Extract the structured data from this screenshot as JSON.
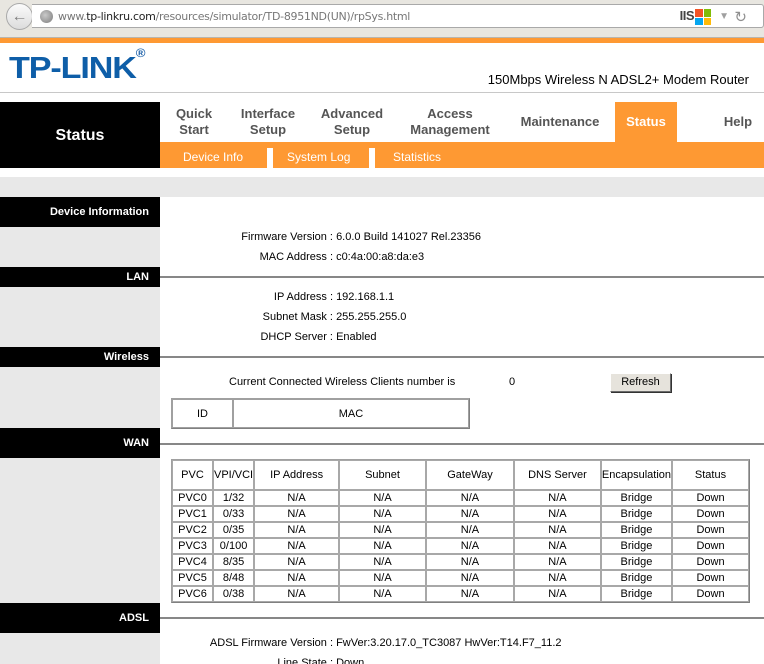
{
  "browser": {
    "url_prefix": "www.",
    "url_domain": "tp-linkru.com",
    "url_path": "/resources/simulator/TD-8951ND(UN)/rpSys.html",
    "server_badge": "IIS"
  },
  "banner": {
    "logo": "TP-LINK",
    "logo_mark": "®",
    "model": "150Mbps Wireless N ADSL2+ Modem Router"
  },
  "nav": {
    "section_title": "Status",
    "items": [
      {
        "label_line1": "Quick",
        "label_line2": "Start"
      },
      {
        "label_line1": "Interface",
        "label_line2": "Setup"
      },
      {
        "label_line1": "Advanced",
        "label_line2": "Setup"
      },
      {
        "label_line1": "Access",
        "label_line2": "Management"
      },
      {
        "label_line1": "Maintenance",
        "label_line2": ""
      },
      {
        "label_line1": "Status",
        "label_line2": ""
      },
      {
        "label_line1": "Help",
        "label_line2": ""
      }
    ],
    "active": "Status",
    "sub_items": [
      "Device Info",
      "System Log",
      "Statistics"
    ]
  },
  "sections": {
    "device_info": {
      "title": "Device Information",
      "firmware_label": "Firmware Version :",
      "firmware_value": "6.0.0 Build 141027 Rel.23356",
      "mac_label": "MAC Address :",
      "mac_value": "c0:4a:00:a8:da:e3"
    },
    "lan": {
      "title": "LAN",
      "ip_label": "IP Address :",
      "ip_value": "192.168.1.1",
      "mask_label": "Subnet Mask :",
      "mask_value": "255.255.255.0",
      "dhcp_label": "DHCP Server :",
      "dhcp_value": "Enabled"
    },
    "wireless": {
      "title": "Wireless",
      "clients_label": "Current Connected Wireless Clients number is",
      "clients_value": "0",
      "refresh_label": "Refresh",
      "table_headers": [
        "ID",
        "MAC"
      ]
    },
    "wan": {
      "title": "WAN",
      "headers": [
        "PVC",
        "VPI/VCI",
        "IP Address",
        "Subnet",
        "GateWay",
        "DNS Server",
        "Encapsulation",
        "Status"
      ],
      "rows": [
        [
          "PVC0",
          "1/32",
          "N/A",
          "N/A",
          "N/A",
          "N/A",
          "Bridge",
          "Down"
        ],
        [
          "PVC1",
          "0/33",
          "N/A",
          "N/A",
          "N/A",
          "N/A",
          "Bridge",
          "Down"
        ],
        [
          "PVC2",
          "0/35",
          "N/A",
          "N/A",
          "N/A",
          "N/A",
          "Bridge",
          "Down"
        ],
        [
          "PVC3",
          "0/100",
          "N/A",
          "N/A",
          "N/A",
          "N/A",
          "Bridge",
          "Down"
        ],
        [
          "PVC4",
          "8/35",
          "N/A",
          "N/A",
          "N/A",
          "N/A",
          "Bridge",
          "Down"
        ],
        [
          "PVC5",
          "8/48",
          "N/A",
          "N/A",
          "N/A",
          "N/A",
          "Bridge",
          "Down"
        ],
        [
          "PVC6",
          "0/38",
          "N/A",
          "N/A",
          "N/A",
          "N/A",
          "Bridge",
          "Down"
        ]
      ]
    },
    "adsl": {
      "title": "ADSL",
      "fw_label": "ADSL Firmware Version :",
      "fw_value": "FwVer:3.20.17.0_TC3087 HwVer:T14.F7_11.2",
      "line_label": "Line State :",
      "line_value": "Down"
    }
  },
  "colors": {
    "accent_orange": "#fe9933",
    "logo_blue": "#0e5ea8",
    "section_black": "#000000",
    "side_gray": "#e8e8e8"
  }
}
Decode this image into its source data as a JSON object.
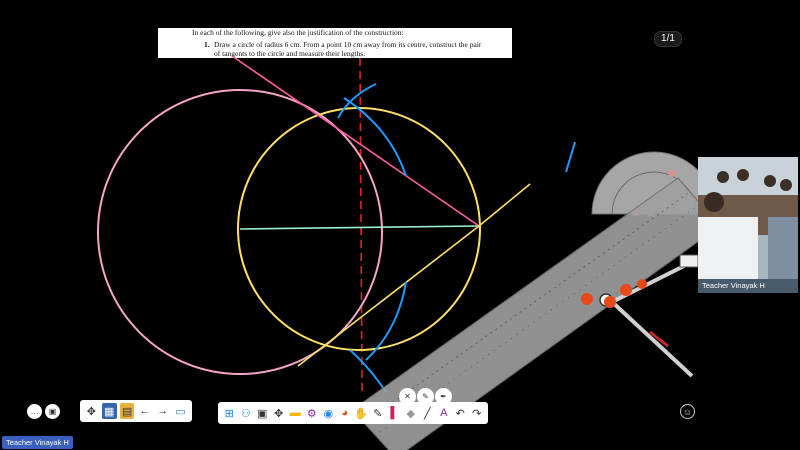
{
  "document": {
    "instruction": "In each of the following, give also the justification of the construction:",
    "question_number": "1.",
    "question_line1": "Draw a circle of radius 6 cm. From a point 10 cm away from its centre, construct the pair",
    "question_line2": "of tangents to the circle and measure their lengths."
  },
  "page_indicator": "1/1",
  "video": {
    "participant_name": "Teacher Vinayak H"
  },
  "bottom_label": "Teacher Vinayak H",
  "left_toolbar": {
    "icons": [
      "zoom-icon",
      "image-icon"
    ]
  },
  "nav_toolbar": {
    "icons": [
      "move-icon",
      "grid-tool-icon",
      "notes-icon",
      "arrow-left-icon",
      "arrow-right-icon",
      "slides-icon"
    ]
  },
  "main_toolbar": {
    "icons": [
      "windows-icon",
      "people-icon",
      "screenshot-icon",
      "move-icon",
      "folder-icon",
      "tools-icon",
      "browser-icon",
      "color-icon",
      "hand-icon",
      "pen-icon",
      "marker-icon",
      "eraser-icon",
      "line-icon",
      "text-icon",
      "undo-icon",
      "redo-icon"
    ]
  },
  "tool_controls": {
    "icons": [
      "close-circle-icon",
      "pencil-circle-icon",
      "pen-circle-icon"
    ]
  },
  "colors": {
    "pink_circle": "#f5a5c8",
    "yellow_circle": "#ffe066",
    "cyan_line": "#9ff0d0",
    "blue_arc": "#1f9bff",
    "red_bisector": "#e02424",
    "tangent_pink": "#ff5fa2",
    "tangent_yellow": "#ffe066",
    "ruler_gray": "#9a9a9a",
    "toolbar_bg": "#ffffff"
  }
}
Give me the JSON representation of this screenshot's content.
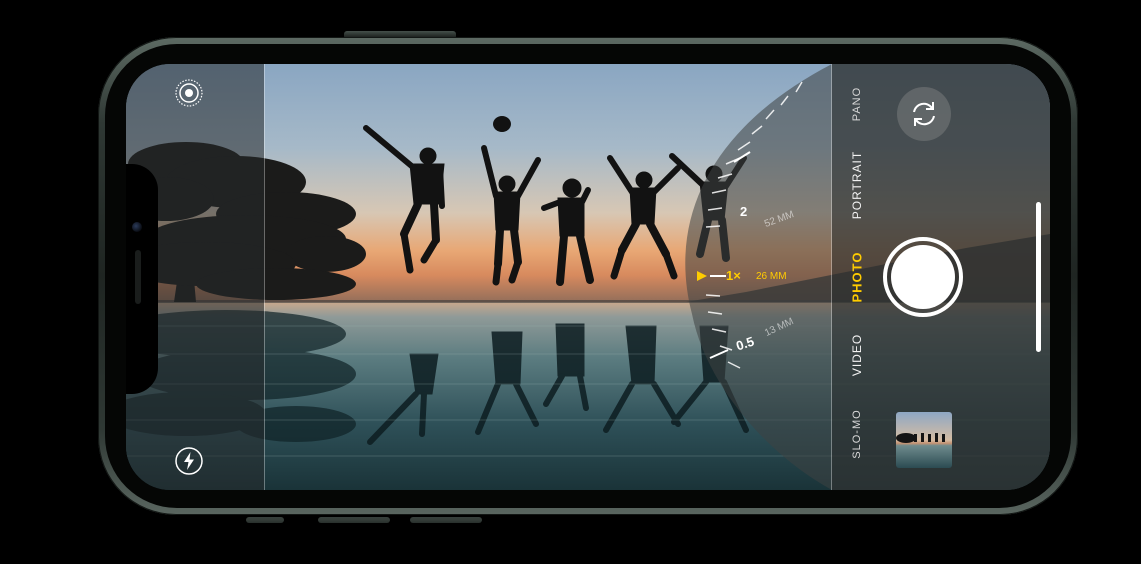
{
  "camera": {
    "modes": [
      {
        "label": "SLO-MO",
        "active": false
      },
      {
        "label": "VIDEO",
        "active": false
      },
      {
        "label": "PHOTO",
        "active": true
      },
      {
        "label": "PORTRAIT",
        "active": false
      },
      {
        "label": "PANO",
        "active": false
      }
    ],
    "zoom": {
      "levels": [
        {
          "label": "0.5",
          "mm": "13 MM"
        },
        {
          "label": "1×",
          "mm": "26 MM",
          "selected": true
        },
        {
          "label": "2",
          "mm": "52 MM"
        }
      ]
    },
    "icons": {
      "live_photo": "live-photo-icon",
      "flash": "flash-icon",
      "flip_camera": "flip-camera-icon"
    },
    "colors": {
      "active_mode": "#ffcc00",
      "text": "#f2f2f2",
      "phone_frame": "#2f3834"
    }
  }
}
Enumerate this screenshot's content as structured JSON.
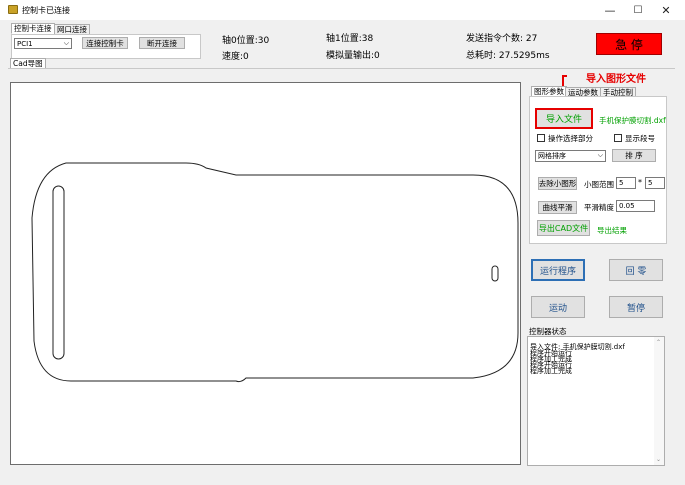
{
  "window": {
    "title": "控制卡已连接",
    "buttons": {
      "minimize": "—",
      "maximize": "☐",
      "close": "✕"
    }
  },
  "connection": {
    "tabs": [
      "控制卡连接",
      "网口连接"
    ],
    "port_value": "PCI1",
    "connect_label": "连接控制卡",
    "disconnect_label": "断开连接"
  },
  "status": {
    "axis0": "轴0位置:30",
    "axis1": "轴1位置:38",
    "speed": "速度:0",
    "analog": "模拟量输出:0",
    "sent_count": "发送指令个数: 27",
    "elapsed": "总耗时: 27.5295ms",
    "estop_label": "急  停"
  },
  "canvas_tab": "Cad导图",
  "annotation": "导入图形文件",
  "graphic_tabs": [
    "图形参数",
    "运动参数",
    "手动控制"
  ],
  "graphic": {
    "import_label": "导入文件",
    "file_name": "手机保护膜切割.dxf",
    "op_selected_label": "操作选择部分",
    "show_segment_label": "显示段号",
    "sort_mode": "网格排序",
    "sort_label": "排  序",
    "remove_small_label": "去除小图形",
    "small_range_label": "小图范围",
    "small_w": "5",
    "times": "*",
    "small_h": "5",
    "smooth_label": "曲线平滑",
    "smooth_precision_label": "平滑精度",
    "smooth_precision_value": "0.05",
    "export_label": "导出CAD文件",
    "export_result_label": "导出结果"
  },
  "actions": {
    "run_label": "运行程序",
    "home_label": "回  零",
    "move_label": "运动",
    "pause_label": "暂停"
  },
  "log": {
    "title": "控制器状态",
    "lines": [
      "导入文件: 手机保护膜切割.dxf",
      "程序开始运行",
      "程序加工完成",
      "程序开始运行",
      "程序加工完成"
    ]
  },
  "colors": {
    "estop_bg": "#ff0000",
    "estop_text": "#000000",
    "annotation_red": "#e60000",
    "green_text": "#00a000",
    "blue_text": "#1e4f8a"
  }
}
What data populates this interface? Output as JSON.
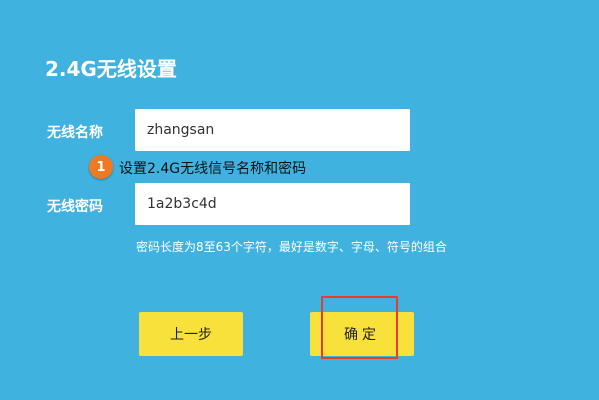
{
  "page": {
    "title": "2.4G无线设置",
    "background_color": "#3fb2e0"
  },
  "form": {
    "ssid": {
      "label": "无线名称",
      "value": "zhangsan"
    },
    "password": {
      "label": "无线密码",
      "value": "1a2b3c4d",
      "hint": "密码长度为8至63个字符，最好是数字、字母、符号的组合"
    }
  },
  "annotation": {
    "step_number": "1",
    "text": "设置2.4G无线信号名称和密码",
    "badge_color": "#f07a22"
  },
  "buttons": {
    "prev_label": "上一步",
    "ok_label": "确定",
    "button_color": "#f9e13b"
  },
  "highlight": {
    "color": "#e0402c",
    "target": "ok-button"
  }
}
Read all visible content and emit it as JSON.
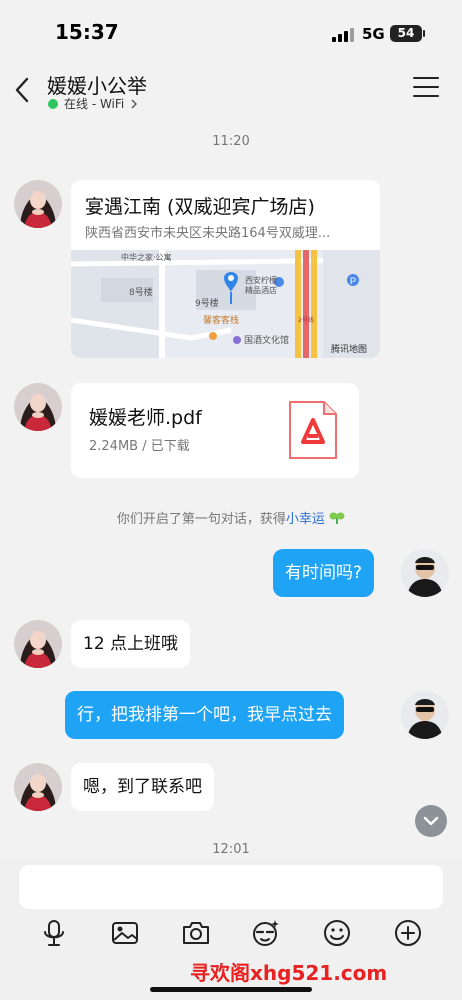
{
  "status_bar": {
    "time": "15:37",
    "network": "5G",
    "battery": "54"
  },
  "header": {
    "title": "媛媛小公举",
    "presence": "在线 - WiFi"
  },
  "messages": {
    "time_1": "11:20",
    "location": {
      "name": "宴遇江南 (双威迎宾广场店)",
      "address": "陕西省西安市未央区未央路164号双威理...",
      "map_labels": [
        "中华之家·公寓",
        "8号楼",
        "9号楼",
        "西安柠檬",
        "精品酒店",
        "馨客客栈",
        "国酒文化馆",
        "2号线",
        "腾讯地图"
      ]
    },
    "file": {
      "name": "媛媛老师.pdf",
      "meta": "2.24MB / 已下载"
    },
    "system_note": "你们开启了第一句对话，获得",
    "system_highlight": "小幸运",
    "out_1": "有时间吗?",
    "in_1": "12 点上班哦",
    "out_2": "行，把我排第一个吧，我早点过去",
    "in_2": "嗯，到了联系吧",
    "time_2": "12:01"
  },
  "composer": {
    "placeholder": "",
    "toolbar": [
      "microphone-icon",
      "image-icon",
      "camera-icon",
      "sticker-icon",
      "emoji-icon",
      "plus-icon"
    ]
  },
  "watermark": "寻欢阁xhg521.com",
  "colors": {
    "outgoing": "#1fa3f5",
    "incoming": "#ffffff",
    "online": "#2bc860",
    "highlight": "#2a6ed6",
    "watermark": "#e82121"
  }
}
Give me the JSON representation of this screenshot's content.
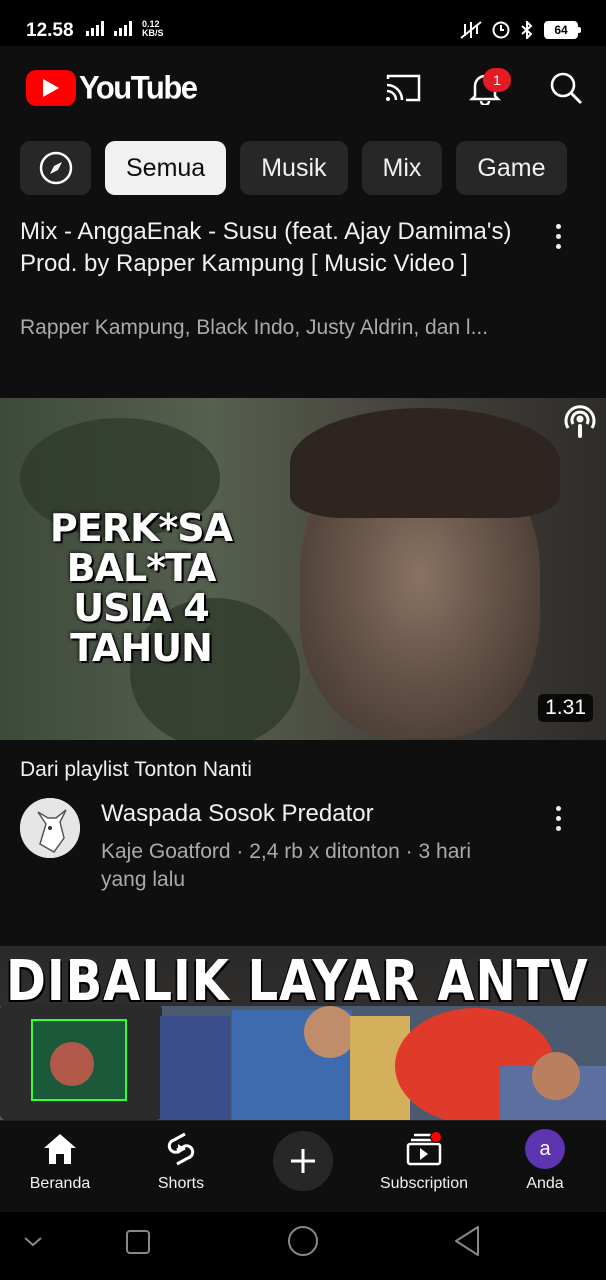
{
  "status": {
    "time": "12.58",
    "network": "4G",
    "speed_value": "0.12",
    "speed_unit": "KB/S",
    "battery": "64"
  },
  "header": {
    "logo_text": "YouTube",
    "notification_count": "1"
  },
  "chips": [
    {
      "label": "Semua",
      "active": true
    },
    {
      "label": "Musik",
      "active": false
    },
    {
      "label": "Mix",
      "active": false
    },
    {
      "label": "Game",
      "active": false
    }
  ],
  "mix": {
    "title": "Mix - AnggaEnak - Susu (feat. Ajay Damima's) Prod. by Rapper Kampung [ Music Video ]",
    "subtitle": "Rapper Kampung, Black Indo, Justy Aldrin, dan l..."
  },
  "video1": {
    "thumbnail_text": "PERK*SA BAL*TA USIA 4 TAHUN",
    "duration": "1.31",
    "playlist_note": "Dari playlist Tonton Nanti",
    "title": "Waspada Sosok Predator",
    "meta": "Kaje Goatford · 2,4 rb x ditonton · 3 hari yang lalu"
  },
  "video2": {
    "thumbnail_text": "DIBALIK LAYAR ANTV"
  },
  "bottom_nav": {
    "home": "Beranda",
    "shorts": "Shorts",
    "subscription": "Subscription",
    "you": "Anda",
    "avatar_letter": "a"
  },
  "colors": {
    "background": "#0f0f0f",
    "brand_red": "#ff0000",
    "chip_bg": "#272727",
    "avatar": "#5e35b1"
  }
}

#### Set exercise:
From the entries above, pull out each line that includes "data".

#### Finished task:
Extract the structured data from this screenshot as JSON.
Decode this image into its source data as a JSON object.
What data populates this interface? Output as JSON.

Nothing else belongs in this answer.